§ **GIVEN REQUEST**: Extract the entries in their exact form.

-.-.-

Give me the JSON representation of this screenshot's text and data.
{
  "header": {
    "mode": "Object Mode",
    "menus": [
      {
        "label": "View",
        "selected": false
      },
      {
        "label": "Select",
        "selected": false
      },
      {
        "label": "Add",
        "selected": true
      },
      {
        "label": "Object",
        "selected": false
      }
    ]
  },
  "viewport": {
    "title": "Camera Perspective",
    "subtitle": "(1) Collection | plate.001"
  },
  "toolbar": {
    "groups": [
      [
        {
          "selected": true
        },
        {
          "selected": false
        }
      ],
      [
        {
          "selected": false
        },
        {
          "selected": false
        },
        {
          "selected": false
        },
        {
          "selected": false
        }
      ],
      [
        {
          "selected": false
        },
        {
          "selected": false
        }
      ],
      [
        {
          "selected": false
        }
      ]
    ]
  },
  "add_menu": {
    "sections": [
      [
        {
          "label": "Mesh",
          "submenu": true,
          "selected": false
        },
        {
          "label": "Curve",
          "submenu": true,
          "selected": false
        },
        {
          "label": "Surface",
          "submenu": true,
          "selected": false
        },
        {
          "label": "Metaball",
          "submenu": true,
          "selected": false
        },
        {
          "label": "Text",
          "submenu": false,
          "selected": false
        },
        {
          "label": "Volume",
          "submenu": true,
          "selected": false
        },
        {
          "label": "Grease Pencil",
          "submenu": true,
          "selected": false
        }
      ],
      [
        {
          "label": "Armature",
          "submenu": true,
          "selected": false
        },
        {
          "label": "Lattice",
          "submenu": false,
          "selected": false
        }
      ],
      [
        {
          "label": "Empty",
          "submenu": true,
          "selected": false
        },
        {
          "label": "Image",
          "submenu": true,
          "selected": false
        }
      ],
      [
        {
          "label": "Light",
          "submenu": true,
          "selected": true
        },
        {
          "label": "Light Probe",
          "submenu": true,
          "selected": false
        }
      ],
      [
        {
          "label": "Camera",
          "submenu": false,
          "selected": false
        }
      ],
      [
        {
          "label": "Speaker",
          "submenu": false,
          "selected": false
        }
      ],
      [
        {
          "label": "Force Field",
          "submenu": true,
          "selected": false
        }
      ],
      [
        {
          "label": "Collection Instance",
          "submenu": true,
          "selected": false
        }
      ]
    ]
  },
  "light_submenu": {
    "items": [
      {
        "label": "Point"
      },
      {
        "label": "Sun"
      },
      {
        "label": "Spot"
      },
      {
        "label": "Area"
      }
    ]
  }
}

-.-.-

§ **THE COMPLETED TASK**:
Give me the JSON representation of this screenshot's text and data.
{
  "header": {
    "mode": "Object Mode",
    "menus": [
      {
        "label": "View",
        "selected": false
      },
      {
        "label": "Select",
        "selected": false
      },
      {
        "label": "Add",
        "selected": true
      },
      {
        "label": "Object",
        "selected": false
      }
    ]
  },
  "viewport": {
    "title": "Camera Perspective",
    "subtitle": "(1) Collection | plate.001"
  },
  "toolbar": {
    "groups": [
      [
        {
          "selected": true
        },
        {
          "selected": false
        }
      ],
      [
        {
          "selected": false
        },
        {
          "selected": false
        },
        {
          "selected": false
        },
        {
          "selected": false
        }
      ],
      [
        {
          "selected": false
        },
        {
          "selected": false
        }
      ],
      [
        {
          "selected": false
        }
      ]
    ]
  },
  "add_menu": {
    "sections": [
      [
        {
          "label": "Mesh",
          "submenu": true,
          "selected": false
        },
        {
          "label": "Curve",
          "submenu": true,
          "selected": false
        },
        {
          "label": "Surface",
          "submenu": true,
          "selected": false
        },
        {
          "label": "Metaball",
          "submenu": true,
          "selected": false
        },
        {
          "label": "Text",
          "submenu": false,
          "selected": false
        },
        {
          "label": "Volume",
          "submenu": true,
          "selected": false
        },
        {
          "label": "Grease Pencil",
          "submenu": true,
          "selected": false
        }
      ],
      [
        {
          "label": "Armature",
          "submenu": true,
          "selected": false
        },
        {
          "label": "Lattice",
          "submenu": false,
          "selected": false
        }
      ],
      [
        {
          "label": "Empty",
          "submenu": true,
          "selected": false
        },
        {
          "label": "Image",
          "submenu": true,
          "selected": false
        }
      ],
      [
        {
          "label": "Light",
          "submenu": true,
          "selected": true
        },
        {
          "label": "Light Probe",
          "submenu": true,
          "selected": false
        }
      ],
      [
        {
          "label": "Camera",
          "submenu": false,
          "selected": false
        }
      ],
      [
        {
          "label": "Speaker",
          "submenu": false,
          "selected": false
        }
      ],
      [
        {
          "label": "Force Field",
          "submenu": true,
          "selected": false
        }
      ],
      [
        {
          "label": "Collection Instance",
          "submenu": true,
          "selected": false
        }
      ]
    ]
  },
  "light_submenu": {
    "items": [
      {
        "label": "Point"
      },
      {
        "label": "Sun"
      },
      {
        "label": "Spot"
      },
      {
        "label": "Area"
      }
    ]
  }
}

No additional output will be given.